▶ [Job] Repeat the records in full and exactly, omitting pictures.

▶ [Data rows]
+---+

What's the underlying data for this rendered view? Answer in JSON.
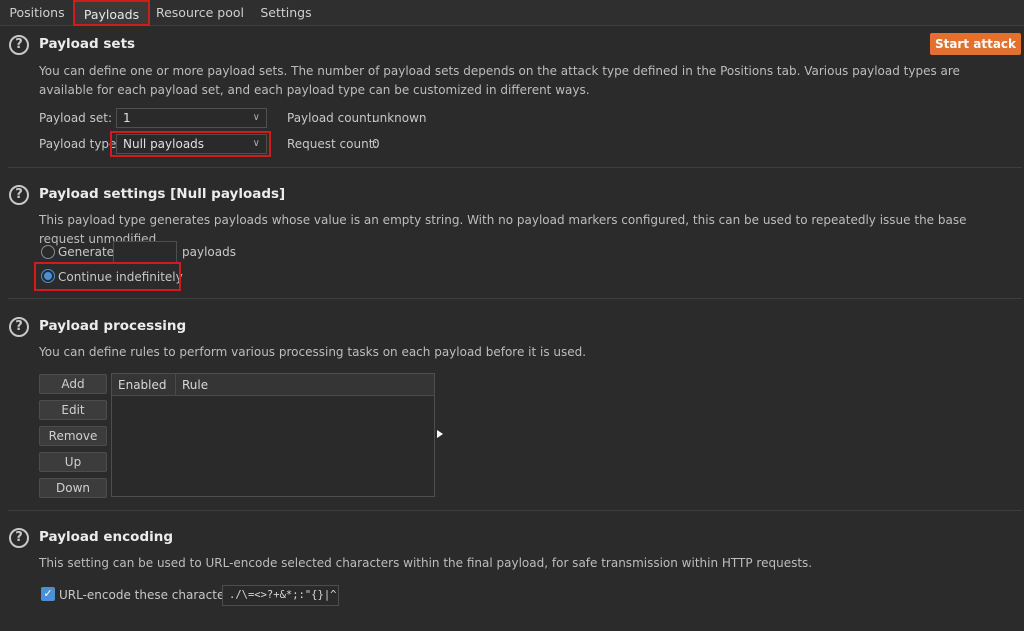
{
  "tabs": [
    {
      "label": "Positions"
    },
    {
      "label": "Payloads"
    },
    {
      "label": "Resource pool"
    },
    {
      "label": "Settings"
    }
  ],
  "help_glyph": "?",
  "start_attack_label": "Start attack",
  "start_attack_color": "#e2712f",
  "highlight_color": "#d01c1c",
  "payload_sets": {
    "title": "Payload sets",
    "description": "You can define one or more payload sets. The number of payload sets depends on the attack type defined in the Positions tab. Various payload types are available for each payload set, and each payload type can be customized in different ways.",
    "set_label": "Payload set:",
    "set_value": "1",
    "type_label": "Payload type",
    "type_value": "Null payloads",
    "count_label": "Payload count:",
    "count_value": "unknown",
    "request_label": "Request count:",
    "request_value": "0"
  },
  "payload_settings": {
    "title": "Payload settings [Null payloads]",
    "description": "This payload type generates payloads whose value is an empty string. With no payload markers configured, this can be used to repeatedly issue the base request unmodified.",
    "generate_label": "Generate",
    "generate_value": "",
    "payloads_suffix": "payloads",
    "continue_label": "Continue indefinitely",
    "selected_option": "Continue indefinitely"
  },
  "payload_processing": {
    "title": "Payload processing",
    "description": "You can define rules to perform various processing tasks on each payload before it is used.",
    "buttons": [
      "Add",
      "Edit",
      "Remove",
      "Up",
      "Down"
    ],
    "columns": [
      "Enabled",
      "Rule"
    ],
    "rows": []
  },
  "payload_encoding": {
    "title": "Payload encoding",
    "description": "This setting can be used to URL-encode selected characters within the final payload, for safe transmission within HTTP requests.",
    "checkbox_label": "URL-encode these characters:",
    "checkbox_checked": true,
    "characters": "./\\=<>?+&*;:\"{}|^`#"
  }
}
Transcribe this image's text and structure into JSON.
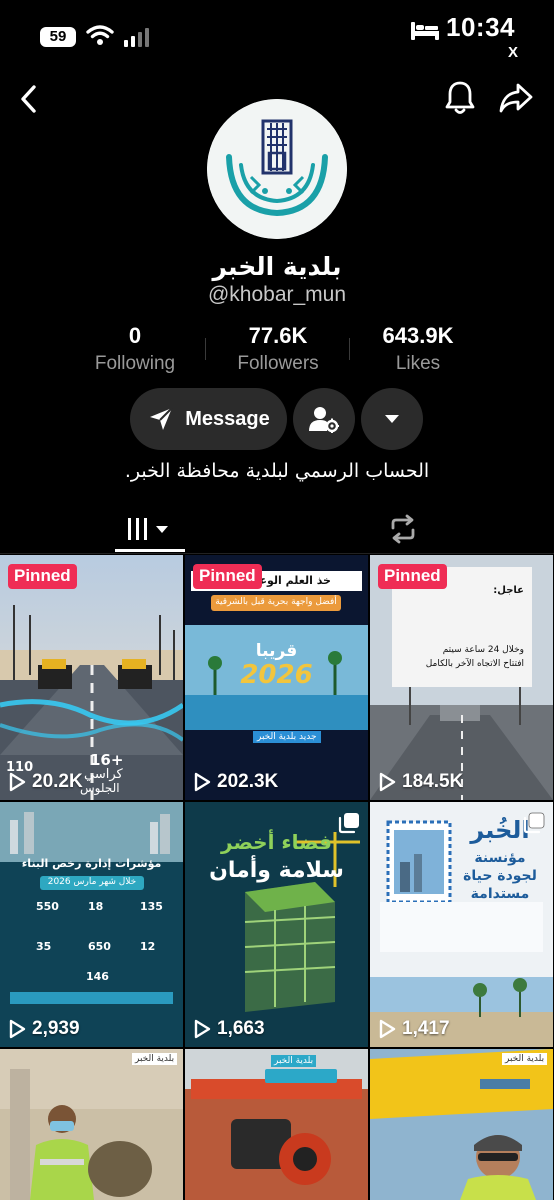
{
  "status_bar": {
    "battery_level": "59",
    "time": "10:34",
    "x_label": "X"
  },
  "profile": {
    "display_name": "بلدية الخبر",
    "username": "@khobar_mun",
    "stats": [
      {
        "value": "0",
        "label": "Following"
      },
      {
        "value": "77.6K",
        "label": "Followers"
      },
      {
        "value": "643.9K",
        "label": "Likes"
      }
    ],
    "message_label": "Message",
    "bio": "الحساب الرسمي لبلدية محافظة الخبر."
  },
  "colors": {
    "background": "#000000",
    "button_bg": "#2b2b2b",
    "pinned_badge": "#ef2d55",
    "logo_teal": "#1aa0a8",
    "logo_navy": "#22336b"
  },
  "videos": [
    {
      "pinned": true,
      "pinned_label": "Pinned",
      "views": "20.2K",
      "caption_1": "+16",
      "caption_2": "كراسي",
      "caption_3": "الجلوس",
      "caption_4": "110"
    },
    {
      "pinned": true,
      "pinned_label": "Pinned",
      "views": "202.3K",
      "caption_1": "خذ العلم الوعد نهاية",
      "caption_2": "أفضل واجهة بحرية قبل بالشرقية",
      "caption_3": "قريبا",
      "caption_4": "2026",
      "caption_5": "جديد بلدية الخبر"
    },
    {
      "pinned": true,
      "pinned_label": "Pinned",
      "views": "184.5K",
      "caption_1": "عاجل:",
      "caption_2": "وخلال 24 ساعة سيتم",
      "caption_3": "افتتاح الاتجاه الآخر بالكامل"
    },
    {
      "pinned": false,
      "views": "2,939",
      "caption_1": "مؤشرات إدارة رخص البناء",
      "caption_2": "خلال شهر مارس 2026",
      "caption_3": "135",
      "caption_4": "18",
      "caption_5": "550",
      "caption_6": "12",
      "caption_7": "650",
      "caption_8": "35",
      "caption_9": "146"
    },
    {
      "pinned": false,
      "views": "1,663",
      "caption_1": "فضاء أخضر",
      "caption_2": "سلامة وأمان"
    },
    {
      "pinned": false,
      "views": "1,417",
      "caption_1": "الخُبر",
      "caption_2": "مؤنسنة",
      "caption_3": "لجودة حياة",
      "caption_4": "مستدامة"
    },
    {
      "pinned": false,
      "views": "",
      "caption_1": "بلدية الخبر"
    },
    {
      "pinned": false,
      "views": "",
      "caption_1": "بلدية الخبر"
    },
    {
      "pinned": false,
      "views": "",
      "caption_1": "بلدية الخبر"
    }
  ]
}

+---+

▶ [Result of this exercise]
What's the underlying data for this rendered view? Answer in JSON.
{
  "tabs": [
    {
      "label": "Positions"
    },
    {
      "label": "Payloads"
    },
    {
      "label": "Resource pool"
    },
    {
      "label": "Settings"
    }
  ],
  "help_glyph": "?",
  "start_attack_label": "Start attack",
  "start_attack_color": "#e2712f",
  "highlight_color": "#d01c1c",
  "payload_sets": {
    "title": "Payload sets",
    "description": "You can define one or more payload sets. The number of payload sets depends on the attack type defined in the Positions tab. Various payload types are available for each payload set, and each payload type can be customized in different ways.",
    "set_label": "Payload set:",
    "set_value": "1",
    "type_label": "Payload type",
    "type_value": "Null payloads",
    "count_label": "Payload count:",
    "count_value": "unknown",
    "request_label": "Request count:",
    "request_value": "0"
  },
  "payload_settings": {
    "title": "Payload settings [Null payloads]",
    "description": "This payload type generates payloads whose value is an empty string. With no payload markers configured, this can be used to repeatedly issue the base request unmodified.",
    "generate_label": "Generate",
    "generate_value": "",
    "payloads_suffix": "payloads",
    "continue_label": "Continue indefinitely",
    "selected_option": "Continue indefinitely"
  },
  "payload_processing": {
    "title": "Payload processing",
    "description": "You can define rules to perform various processing tasks on each payload before it is used.",
    "buttons": [
      "Add",
      "Edit",
      "Remove",
      "Up",
      "Down"
    ],
    "columns": [
      "Enabled",
      "Rule"
    ],
    "rows": []
  },
  "payload_encoding": {
    "title": "Payload encoding",
    "description": "This setting can be used to URL-encode selected characters within the final payload, for safe transmission within HTTP requests.",
    "checkbox_label": "URL-encode these characters:",
    "checkbox_checked": true,
    "characters": "./\\=<>?+&*;:\"{}|^`#"
  }
}
Transcribe this image's text and structure into JSON.
{
  "status_bar": {
    "battery_level": "59",
    "time": "10:34",
    "x_label": "X"
  },
  "profile": {
    "display_name": "بلدية الخبر",
    "username": "@khobar_mun",
    "stats": [
      {
        "value": "0",
        "label": "Following"
      },
      {
        "value": "77.6K",
        "label": "Followers"
      },
      {
        "value": "643.9K",
        "label": "Likes"
      }
    ],
    "message_label": "Message",
    "bio": "الحساب الرسمي لبلدية محافظة الخبر."
  },
  "colors": {
    "background": "#000000",
    "button_bg": "#2b2b2b",
    "pinned_badge": "#ef2d55",
    "logo_teal": "#1aa0a8",
    "logo_navy": "#22336b"
  },
  "videos": [
    {
      "pinned": true,
      "pinned_label": "Pinned",
      "views": "20.2K",
      "caption_1": "+16",
      "caption_2": "كراسي",
      "caption_3": "الجلوس",
      "caption_4": "110"
    },
    {
      "pinned": true,
      "pinned_label": "Pinned",
      "views": "202.3K",
      "caption_1": "خذ العلم الوعد نهاية",
      "caption_2": "أفضل واجهة بحرية قبل بالشرقية",
      "caption_3": "قريبا",
      "caption_4": "2026",
      "caption_5": "جديد بلدية الخبر"
    },
    {
      "pinned": true,
      "pinned_label": "Pinned",
      "views": "184.5K",
      "caption_1": "عاجل:",
      "caption_2": "وخلال 24 ساعة سيتم",
      "caption_3": "افتتاح الاتجاه الآخر بالكامل"
    },
    {
      "pinned": false,
      "views": "2,939",
      "caption_1": "مؤشرات إدارة رخص البناء",
      "caption_2": "خلال شهر مارس 2026",
      "caption_3": "135",
      "caption_4": "18",
      "caption_5": "550",
      "caption_6": "12",
      "caption_7": "650",
      "caption_8": "35",
      "caption_9": "146"
    },
    {
      "pinned": false,
      "views": "1,663",
      "caption_1": "فضاء أخضر",
      "caption_2": "سلامة وأمان"
    },
    {
      "pinned": false,
      "views": "1,417",
      "caption_1": "الخُبر",
      "caption_2": "مؤنسنة",
      "caption_3": "لجودة حياة",
      "caption_4": "مستدامة"
    },
    {
      "pinned": false,
      "views": "",
      "caption_1": "بلدية الخبر"
    },
    {
      "pinned": false,
      "views": "",
      "caption_1": "بلدية الخبر"
    },
    {
      "pinned": false,
      "views": "",
      "caption_1": "بلدية الخبر"
    }
  ]
}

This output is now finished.